*THE TASK*
Tally the lines containing the word "time", and report the tally alone.

*THE INPUT*
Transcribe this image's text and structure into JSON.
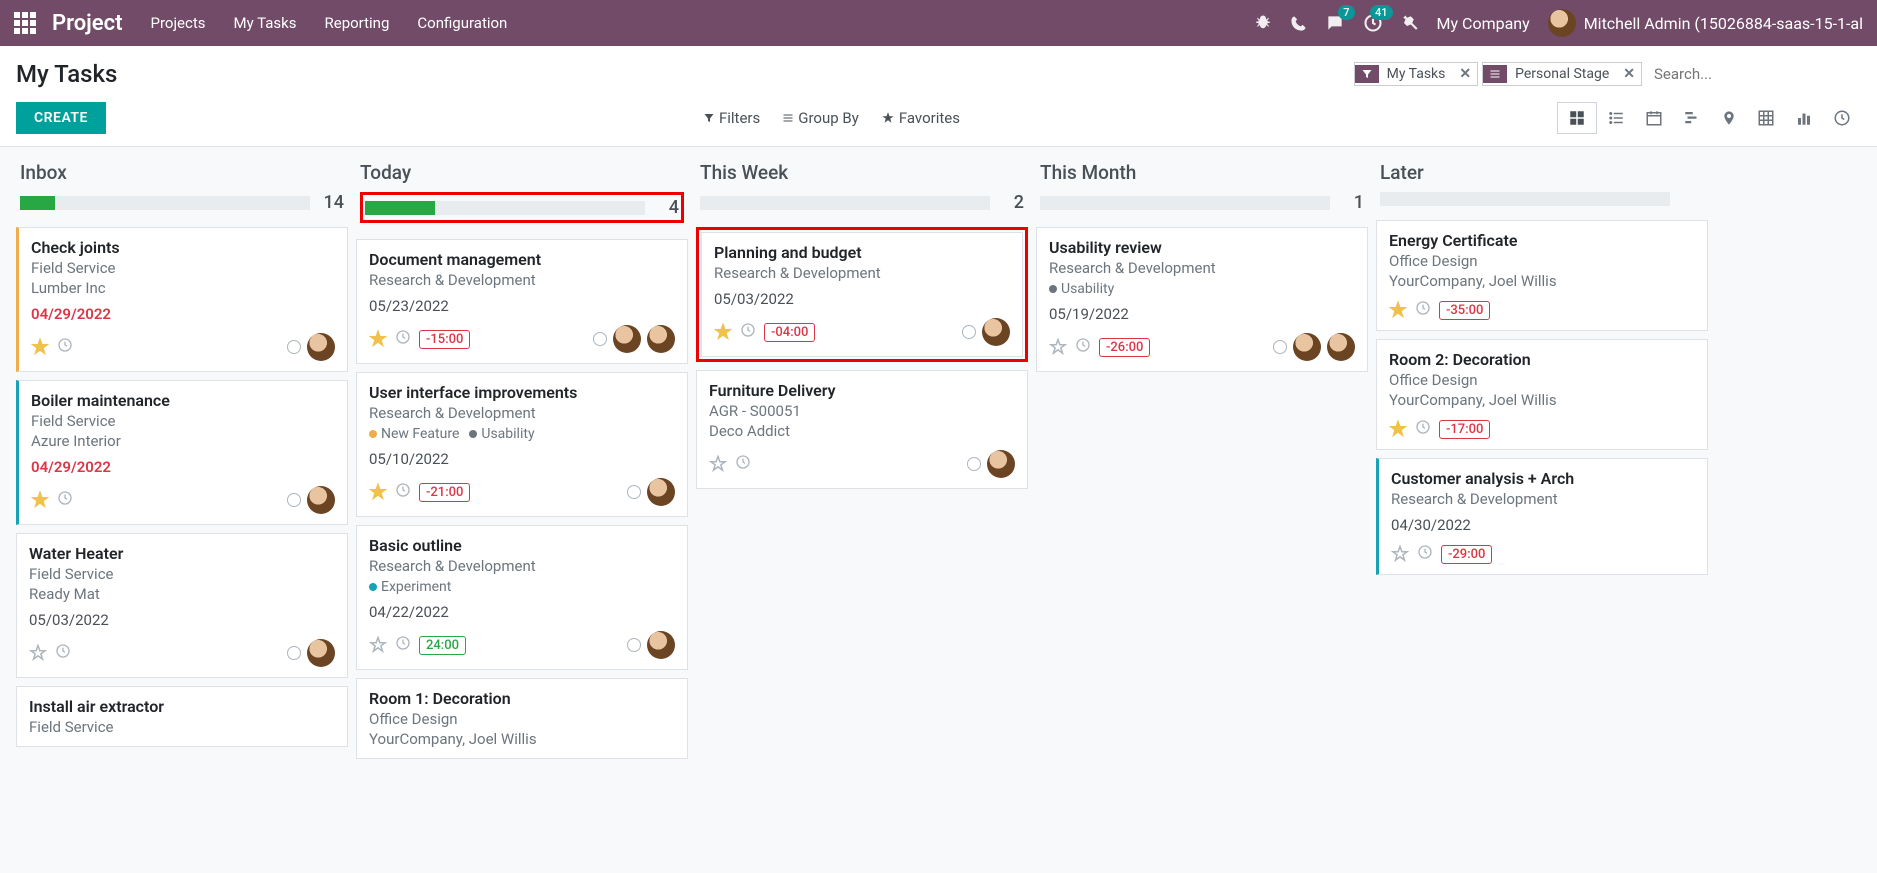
{
  "nav": {
    "app_title": "Project",
    "menu": [
      "Projects",
      "My Tasks",
      "Reporting",
      "Configuration"
    ],
    "messages_badge": "7",
    "activities_badge": "41",
    "company": "My Company",
    "user": "Mitchell Admin (15026884-saas-15-1-al"
  },
  "page": {
    "title": "My Tasks",
    "create_button": "CREATE",
    "search_placeholder": "Search...",
    "facets": [
      {
        "icon": "filter",
        "label": "My Tasks"
      },
      {
        "icon": "bars",
        "label": "Personal Stage"
      }
    ],
    "dropdowns": {
      "filters": "Filters",
      "groupby": "Group By",
      "favorites": "Favorites"
    }
  },
  "columns": [
    {
      "title": "Inbox",
      "count": "14",
      "progress": 12,
      "highlight": false,
      "cards": [
        {
          "title": "Check joints",
          "subs": [
            "Field Service",
            "Lumber Inc"
          ],
          "date": "04/29/2022",
          "overdue": true,
          "star": true,
          "clock": true,
          "pill": null,
          "avatars": 1,
          "status": true,
          "stripe": "orange"
        },
        {
          "title": "Boiler maintenance",
          "subs": [
            "Field Service",
            "Azure Interior"
          ],
          "date": "04/29/2022",
          "overdue": true,
          "star": true,
          "clock": true,
          "pill": null,
          "avatars": 1,
          "status": true,
          "stripe": "teal"
        },
        {
          "title": "Water Heater",
          "subs": [
            "Field Service",
            "Ready Mat"
          ],
          "date": "05/03/2022",
          "overdue": false,
          "star": false,
          "clock": true,
          "pill": null,
          "avatars": 1,
          "status": true,
          "stripe": null
        },
        {
          "title": "Install air extractor",
          "subs": [
            "Field Service"
          ],
          "date": null,
          "overdue": false,
          "star": false,
          "clock": false,
          "pill": null,
          "avatars": 0,
          "status": false,
          "stripe": null
        }
      ]
    },
    {
      "title": "Today",
      "count": "4",
      "progress": 25,
      "highlight": true,
      "cards": [
        {
          "title": "Document management",
          "subs": [
            "Research & Development"
          ],
          "date": "05/23/2022",
          "overdue": false,
          "star": true,
          "clock": true,
          "pill": {
            "text": "-15:00",
            "color": "red"
          },
          "avatars": 2,
          "status": true,
          "stripe": null
        },
        {
          "title": "User interface improvements",
          "subs": [
            "Research & Development"
          ],
          "tags": [
            {
              "label": "New Feature",
              "color": "#f0ad4e"
            },
            {
              "label": "Usability",
              "color": "#6c757d"
            }
          ],
          "date": "05/10/2022",
          "overdue": false,
          "star": true,
          "clock": true,
          "pill": {
            "text": "-21:00",
            "color": "red"
          },
          "avatars": 1,
          "status": true,
          "stripe": null
        },
        {
          "title": "Basic outline",
          "subs": [
            "Research & Development"
          ],
          "tags": [
            {
              "label": "Experiment",
              "color": "#17a2b8"
            }
          ],
          "date": "04/22/2022",
          "overdue": false,
          "star": false,
          "clock": true,
          "pill": {
            "text": "24:00",
            "color": "green"
          },
          "avatars": 1,
          "status": true,
          "stripe": null
        },
        {
          "title": "Room 1: Decoration",
          "subs": [
            "Office Design",
            "YourCompany, Joel Willis"
          ],
          "date": null,
          "overdue": false,
          "star": false,
          "clock": false,
          "pill": null,
          "avatars": 0,
          "status": false,
          "stripe": null
        }
      ]
    },
    {
      "title": "This Week",
      "count": "2",
      "progress": 0,
      "highlight": false,
      "cards": [
        {
          "title": "Planning and budget",
          "subs": [
            "Research & Development"
          ],
          "date": "05/03/2022",
          "overdue": false,
          "star": true,
          "clock": true,
          "pill": {
            "text": "-04:00",
            "color": "red"
          },
          "avatars": 1,
          "status": true,
          "stripe": null,
          "card_highlight": true
        },
        {
          "title": "Furniture Delivery",
          "subs": [
            "AGR - S00051",
            "Deco Addict"
          ],
          "date": null,
          "overdue": false,
          "star": false,
          "clock": true,
          "pill": null,
          "avatars": 1,
          "status": true,
          "stripe": null
        }
      ]
    },
    {
      "title": "This Month",
      "count": "1",
      "progress": 0,
      "highlight": false,
      "cards": [
        {
          "title": "Usability review",
          "subs": [
            "Research & Development"
          ],
          "tags": [
            {
              "label": "Usability",
              "color": "#6c757d"
            }
          ],
          "date": "05/19/2022",
          "overdue": false,
          "star": false,
          "clock": true,
          "pill": {
            "text": "-26:00",
            "color": "red"
          },
          "avatars": 2,
          "status": true,
          "stripe": null
        }
      ]
    },
    {
      "title": "Later",
      "count": "",
      "progress": 0,
      "highlight": false,
      "cards": [
        {
          "title": "Energy Certificate",
          "subs": [
            "Office Design",
            "YourCompany, Joel Willis"
          ],
          "date": null,
          "overdue": false,
          "star": true,
          "clock": true,
          "pill": {
            "text": "-35:00",
            "color": "red"
          },
          "avatars": 0,
          "status": false,
          "stripe": null
        },
        {
          "title": "Room 2: Decoration",
          "subs": [
            "Office Design",
            "YourCompany, Joel Willis"
          ],
          "date": null,
          "overdue": false,
          "star": true,
          "clock": true,
          "pill": {
            "text": "-17:00",
            "color": "red"
          },
          "avatars": 0,
          "status": false,
          "stripe": null
        },
        {
          "title": "Customer analysis + Arch",
          "subs": [
            "Research & Development"
          ],
          "date": "04/30/2022",
          "overdue": false,
          "star": false,
          "clock": true,
          "pill": {
            "text": "-29:00",
            "color": "red"
          },
          "avatars": 0,
          "status": false,
          "stripe": "teal"
        }
      ]
    }
  ]
}
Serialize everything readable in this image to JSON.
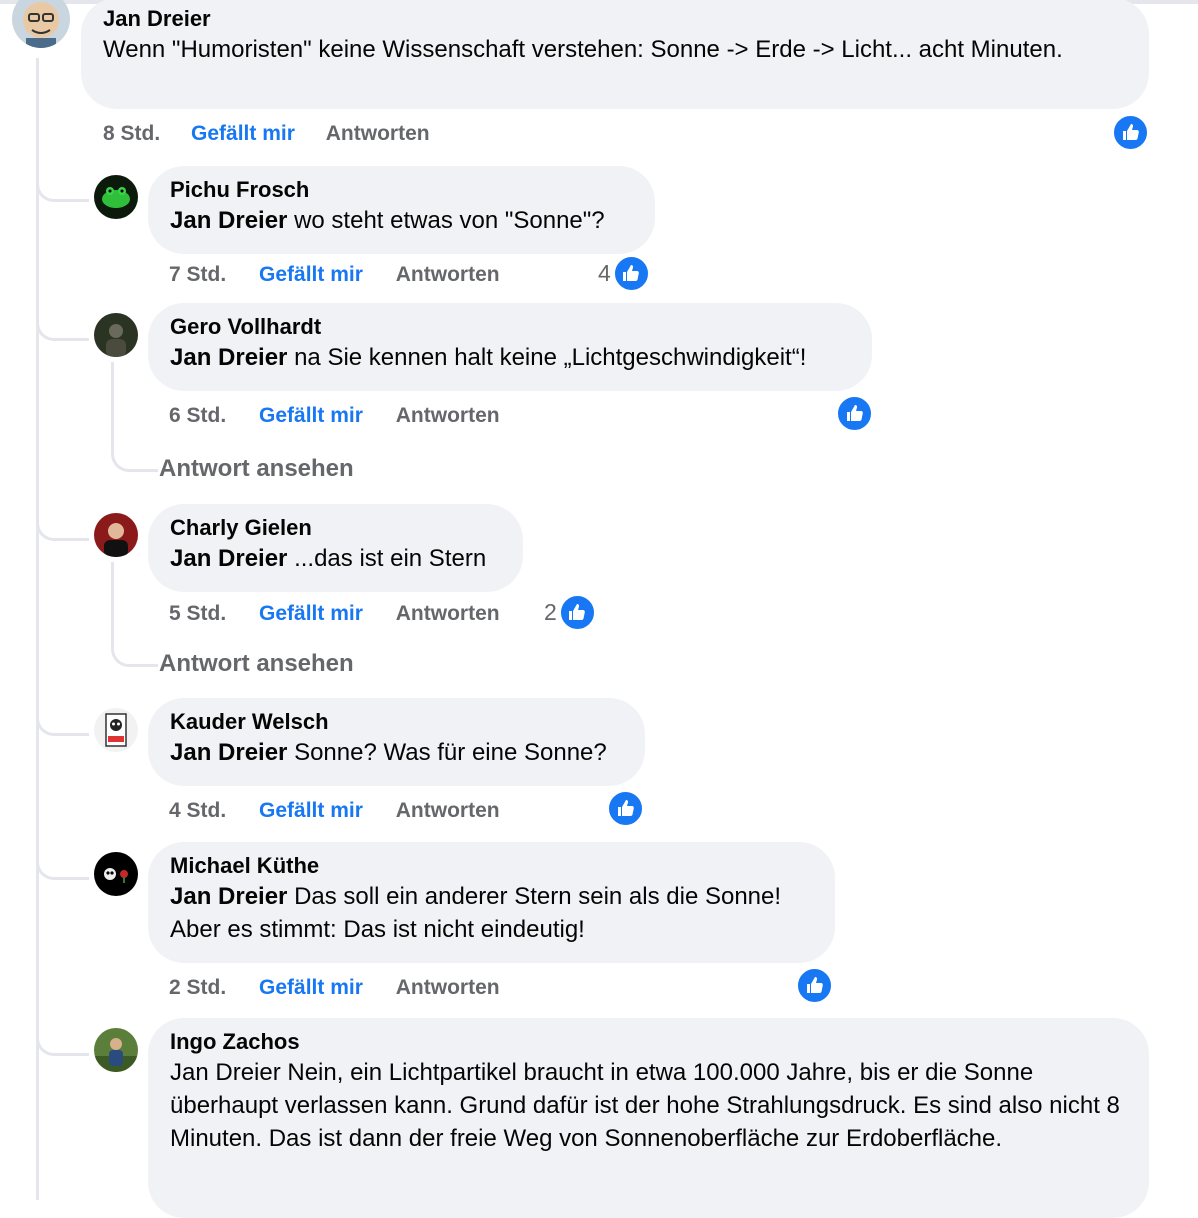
{
  "comments": [
    {
      "author": "Jan Dreier",
      "text": "Wenn \"Humoristen\" keine Wissenschaft verstehen: Sonne -> Erde -> Licht... acht Minuten.",
      "time": "8 Std.",
      "like_label": "Gefällt mir",
      "reply_label": "Antworten",
      "reaction_count": "",
      "reaction_icon": "like-icon",
      "avatar_icon": "cartoon-man-with-glasses"
    }
  ],
  "replies": [
    {
      "author": "Pichu Frosch",
      "mention": "Jan Dreier",
      "text": " wo steht etwas von \"Sonne\"?",
      "time": "7 Std.",
      "like_label": "Gefällt mir",
      "reply_label": "Antworten",
      "reaction_count": "4",
      "avatar_icon": "green-frog"
    },
    {
      "author": "Gero Vollhardt",
      "mention": "Jan Dreier",
      "text": " na Sie kennen halt keine „Lichtgeschwindigkeit“!",
      "time": "6 Std.",
      "like_label": "Gefällt mir",
      "reply_label": "Antworten",
      "reaction_count": "",
      "view_replies": "Antwort ansehen",
      "avatar_icon": "dark-forest-person"
    },
    {
      "author": "Charly Gielen",
      "mention": "Jan Dreier",
      "text": " ...das ist ein Stern",
      "time": "5 Std.",
      "like_label": "Gefällt mir",
      "reply_label": "Antworten",
      "reaction_count": "2",
      "view_replies": "Antwort ansehen",
      "avatar_icon": "man-portrait-red-background"
    },
    {
      "author": "Kauder Welsch",
      "mention": "Jan Dreier",
      "text": " Sonne? Was für eine Sonne?",
      "time": "4 Std.",
      "like_label": "Gefällt mir",
      "reply_label": "Antworten",
      "reaction_count": "",
      "avatar_icon": "skull-poster"
    },
    {
      "author": "Michael Küthe",
      "mention": "Jan Dreier",
      "text": " Das soll ein anderer Stern sein als die Sonne! Aber es stimmt: Das ist nicht eindeutig!",
      "time": "2 Std.",
      "like_label": "Gefällt mir",
      "reply_label": "Antworten",
      "reaction_count": "",
      "avatar_icon": "black-skull-logo"
    },
    {
      "author": "Ingo Zachos",
      "mention": "",
      "text": "Jan Dreier Nein, ein Lichtpartikel braucht in etwa 100.000 Jahre, bis er die Sonne überhaupt verlassen kann. Grund dafür ist der hohe Strahlungsdruck. Es sind also nicht 8 Minuten. Das ist dann der freie Weg von Sonnenoberfläche zur Erdoberfläche.",
      "avatar_icon": "person-outdoors"
    }
  ],
  "colors": {
    "like_blue": "#1877f2",
    "bubble_bg": "#f0f2f5",
    "meta_gray": "#65676b",
    "thread_line": "#e4e6eb"
  }
}
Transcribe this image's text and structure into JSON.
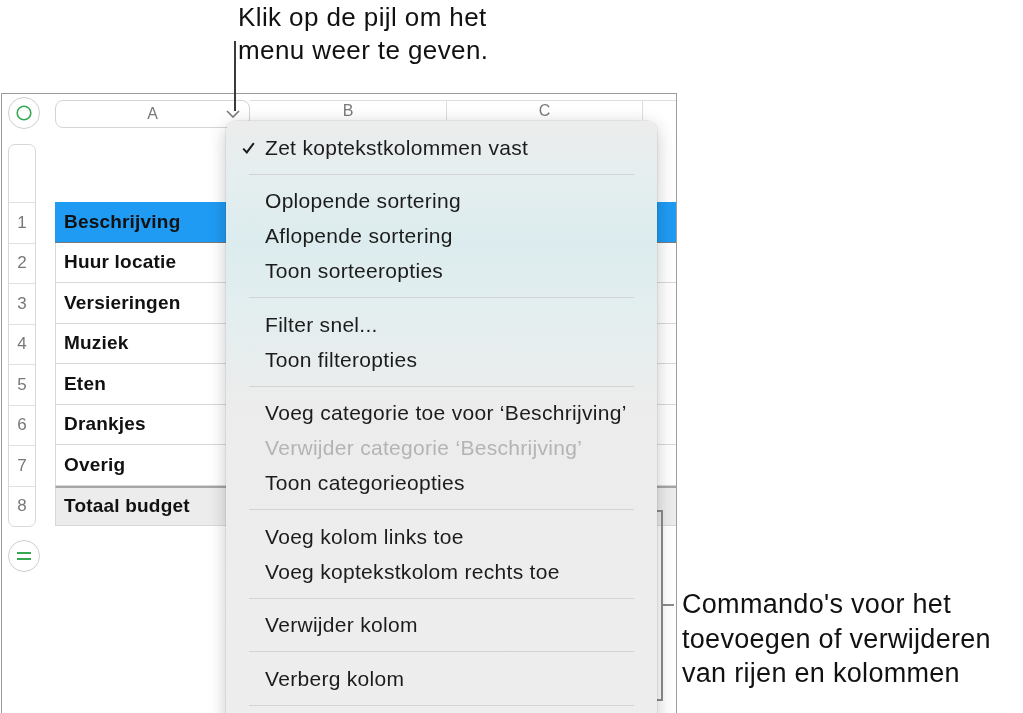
{
  "callouts": [
    {
      "kind": "line",
      "text": "Klik op de pijl om het menu weer te geven."
    },
    {
      "kind": "bracket",
      "text": "Commando's voor het toevoegen of verwijderen van rijen en kolommen"
    }
  ],
  "spreadsheet": {
    "columns": [
      {
        "label": "A",
        "selected": true
      },
      {
        "label": "B",
        "selected": false
      },
      {
        "label": "C",
        "selected": false
      }
    ],
    "rows": [
      {
        "number": "1",
        "label": "Beschrijving",
        "kind": "header"
      },
      {
        "number": "2",
        "label": "Huur locatie",
        "kind": "body"
      },
      {
        "number": "3",
        "label": "Versieringen",
        "kind": "body"
      },
      {
        "number": "4",
        "label": "Muziek",
        "kind": "body"
      },
      {
        "number": "5",
        "label": "Eten",
        "kind": "body"
      },
      {
        "number": "6",
        "label": "Drankjes",
        "kind": "body"
      },
      {
        "number": "7",
        "label": "Overig",
        "kind": "body"
      },
      {
        "number": "8",
        "label": "Totaal budget",
        "kind": "footer"
      }
    ]
  },
  "menu": {
    "groups": [
      {
        "items": [
          {
            "label": "Zet koptekstkolommen vast",
            "checked": true,
            "disabled": false
          }
        ]
      },
      {
        "items": [
          {
            "label": "Oplopende sortering",
            "checked": false,
            "disabled": false
          },
          {
            "label": "Aflopende sortering",
            "checked": false,
            "disabled": false
          },
          {
            "label": "Toon sorteeropties",
            "checked": false,
            "disabled": false
          }
        ]
      },
      {
        "items": [
          {
            "label": "Filter snel...",
            "checked": false,
            "disabled": false
          },
          {
            "label": "Toon filteropties",
            "checked": false,
            "disabled": false
          }
        ]
      },
      {
        "items": [
          {
            "label": "Voeg categorie toe voor ‘Beschrijving’",
            "checked": false,
            "disabled": false
          },
          {
            "label": "Verwijder categorie ‘Beschrijving’",
            "checked": false,
            "disabled": true
          },
          {
            "label": "Toon categorieopties",
            "checked": false,
            "disabled": false
          }
        ]
      },
      {
        "items": [
          {
            "label": "Voeg kolom links toe",
            "checked": false,
            "disabled": false
          },
          {
            "label": "Voeg koptekstkolom rechts toe",
            "checked": false,
            "disabled": false
          }
        ]
      },
      {
        "items": [
          {
            "label": "Verwijder kolom",
            "checked": false,
            "disabled": false
          }
        ]
      },
      {
        "items": [
          {
            "label": "Verberg kolom",
            "checked": false,
            "disabled": false
          }
        ]
      }
    ]
  }
}
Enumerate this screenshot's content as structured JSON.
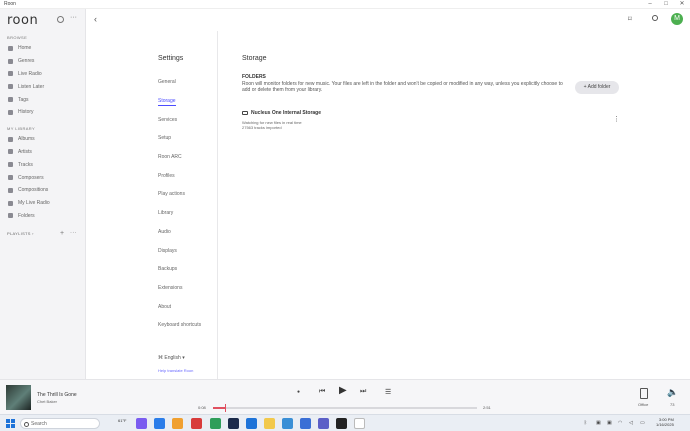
{
  "window": {
    "title": "Roon"
  },
  "sidebar": {
    "logo": "roon",
    "browse_header": "BROWSE",
    "browse_items": [
      {
        "label": "Home",
        "icon": "home-icon"
      },
      {
        "label": "Genres",
        "icon": "genres-icon"
      },
      {
        "label": "Live Radio",
        "icon": "radio-icon"
      },
      {
        "label": "Listen Later",
        "icon": "clock-icon"
      },
      {
        "label": "Tags",
        "icon": "tag-icon"
      },
      {
        "label": "History",
        "icon": "history-icon"
      }
    ],
    "library_header": "MY LIBRARY",
    "library_items": [
      {
        "label": "Albums",
        "icon": "album-icon"
      },
      {
        "label": "Artists",
        "icon": "artist-icon"
      },
      {
        "label": "Tracks",
        "icon": "music-note-icon"
      },
      {
        "label": "Composers",
        "icon": "composer-icon"
      },
      {
        "label": "Compositions",
        "icon": "composition-icon"
      },
      {
        "label": "My Live Radio",
        "icon": "radio-icon"
      },
      {
        "label": "Folders",
        "icon": "folder-icon"
      }
    ],
    "playlists_label": "PLAYLISTS ›"
  },
  "topbar": {
    "avatar_letter": "M"
  },
  "settings": {
    "title": "Settings",
    "items": [
      {
        "label": "General",
        "active": false
      },
      {
        "label": "Storage",
        "active": true
      },
      {
        "label": "Services",
        "active": false
      },
      {
        "label": "Setup",
        "active": false
      },
      {
        "label": "Roon ARC",
        "active": false
      },
      {
        "label": "Profiles",
        "active": false
      },
      {
        "label": "Play actions",
        "active": false
      },
      {
        "label": "Library",
        "active": false
      },
      {
        "label": "Audio",
        "active": false
      },
      {
        "label": "Displays",
        "active": false
      },
      {
        "label": "Backups",
        "active": false
      },
      {
        "label": "Extensions",
        "active": false
      },
      {
        "label": "About",
        "active": false
      },
      {
        "label": "Keyboard shortcuts",
        "active": false
      }
    ],
    "language": "English",
    "translate_link": "Help translate Roon"
  },
  "storage": {
    "title": "Storage",
    "folders_header": "FOLDERS",
    "description": "Roon will monitor folders for new music. Your files are left in the folder and won't be copied or modified in any way, unless you explicitly choose to add or delete them from your library.",
    "add_folder_label": "+ Add folder",
    "location_name": "Nucleus One Internal Storage",
    "location_status": "Watching for new files in real time",
    "location_tracks": "27563 tracks imported"
  },
  "now_playing": {
    "title": "The Thrill Is Gone",
    "artist": "Chet Baker",
    "elapsed": "0:08",
    "duration": "2:51",
    "progress": 0.047,
    "zone": "Office",
    "volume": "73"
  },
  "taskbar": {
    "search_placeholder": "Search",
    "weather": "61°F",
    "time": "3:00 PM",
    "date": "1/16/2025"
  },
  "colors": {
    "accent": "#4c4cff",
    "seek": "#e05060",
    "avatar": "#4caf50"
  }
}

*CORRECT ANSWER*
8